Work to do
Reproduce the material in full, exactly as written.

Records for the task

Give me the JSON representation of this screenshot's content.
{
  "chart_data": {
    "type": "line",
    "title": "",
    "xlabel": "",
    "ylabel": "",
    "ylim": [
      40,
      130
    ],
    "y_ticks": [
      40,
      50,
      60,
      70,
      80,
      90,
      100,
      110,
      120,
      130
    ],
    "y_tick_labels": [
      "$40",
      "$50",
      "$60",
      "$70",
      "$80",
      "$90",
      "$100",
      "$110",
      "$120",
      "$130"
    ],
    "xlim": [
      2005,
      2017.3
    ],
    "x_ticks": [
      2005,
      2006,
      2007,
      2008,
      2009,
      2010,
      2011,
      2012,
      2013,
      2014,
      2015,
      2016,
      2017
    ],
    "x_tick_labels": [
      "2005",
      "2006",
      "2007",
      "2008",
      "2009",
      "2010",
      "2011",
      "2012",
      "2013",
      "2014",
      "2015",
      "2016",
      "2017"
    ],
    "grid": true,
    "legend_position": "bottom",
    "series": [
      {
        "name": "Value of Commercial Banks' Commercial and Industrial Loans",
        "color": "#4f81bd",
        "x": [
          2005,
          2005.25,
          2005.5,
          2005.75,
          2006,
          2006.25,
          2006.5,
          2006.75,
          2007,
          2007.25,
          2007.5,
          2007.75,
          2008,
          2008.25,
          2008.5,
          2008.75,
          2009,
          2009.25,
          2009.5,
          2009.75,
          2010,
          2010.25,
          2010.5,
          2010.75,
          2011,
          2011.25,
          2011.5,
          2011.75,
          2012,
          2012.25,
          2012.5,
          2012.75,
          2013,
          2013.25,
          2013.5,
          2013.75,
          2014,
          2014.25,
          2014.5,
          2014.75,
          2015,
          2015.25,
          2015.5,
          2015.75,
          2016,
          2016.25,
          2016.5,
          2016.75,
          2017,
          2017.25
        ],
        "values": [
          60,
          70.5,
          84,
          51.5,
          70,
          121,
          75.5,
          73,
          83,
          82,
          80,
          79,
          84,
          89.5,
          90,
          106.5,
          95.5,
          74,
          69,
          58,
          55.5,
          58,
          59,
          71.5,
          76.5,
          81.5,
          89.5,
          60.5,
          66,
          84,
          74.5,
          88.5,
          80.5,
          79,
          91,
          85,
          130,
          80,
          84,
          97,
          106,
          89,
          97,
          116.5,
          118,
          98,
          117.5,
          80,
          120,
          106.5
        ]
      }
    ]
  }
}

Finished task
Give me the JSON representation of this screenshot's content.
{
  "chart_data": {
    "type": "line",
    "title": "",
    "xlabel": "",
    "ylabel": "",
    "ylim": [
      40,
      130
    ],
    "y_ticks": [
      40,
      50,
      60,
      70,
      80,
      90,
      100,
      110,
      120,
      130
    ],
    "y_tick_labels": [
      "$40",
      "$50",
      "$60",
      "$70",
      "$80",
      "$90",
      "$100",
      "$110",
      "$120",
      "$130"
    ],
    "xlim": [
      2005,
      2017.3
    ],
    "x_ticks": [
      2005,
      2006,
      2007,
      2008,
      2009,
      2010,
      2011,
      2012,
      2013,
      2014,
      2015,
      2016,
      2017
    ],
    "x_tick_labels": [
      "2005",
      "2006",
      "2007",
      "2008",
      "2009",
      "2010",
      "2011",
      "2012",
      "2013",
      "2014",
      "2015",
      "2016",
      "2017"
    ],
    "grid": true,
    "legend_position": "bottom",
    "series": [
      {
        "name": "Value of Commercial Banks' Commercial and Industrial Loans",
        "color": "#4f81bd",
        "x": [
          2005,
          2005.25,
          2005.5,
          2005.75,
          2006,
          2006.25,
          2006.5,
          2006.75,
          2007,
          2007.25,
          2007.5,
          2007.75,
          2008,
          2008.25,
          2008.5,
          2008.75,
          2009,
          2009.25,
          2009.5,
          2009.75,
          2010,
          2010.25,
          2010.5,
          2010.75,
          2011,
          2011.25,
          2011.5,
          2011.75,
          2012,
          2012.25,
          2012.5,
          2012.75,
          2013,
          2013.25,
          2013.5,
          2013.75,
          2014,
          2014.25,
          2014.5,
          2014.75,
          2015,
          2015.25,
          2015.5,
          2015.75,
          2016,
          2016.25,
          2016.5,
          2016.75,
          2017,
          2017.25
        ],
        "values": [
          60,
          70.5,
          84,
          51.5,
          70,
          121,
          75.5,
          73,
          83,
          82,
          80,
          79,
          84,
          89.5,
          90,
          106.5,
          95.5,
          74,
          69,
          58,
          55.5,
          58,
          59,
          71.5,
          76.5,
          81.5,
          89.5,
          60.5,
          66,
          84,
          74.5,
          88.5,
          80.5,
          79,
          91,
          85,
          130,
          80,
          84,
          97,
          106,
          89,
          97,
          116.5,
          118,
          98,
          117.5,
          80,
          120,
          106.5
        ]
      }
    ]
  }
}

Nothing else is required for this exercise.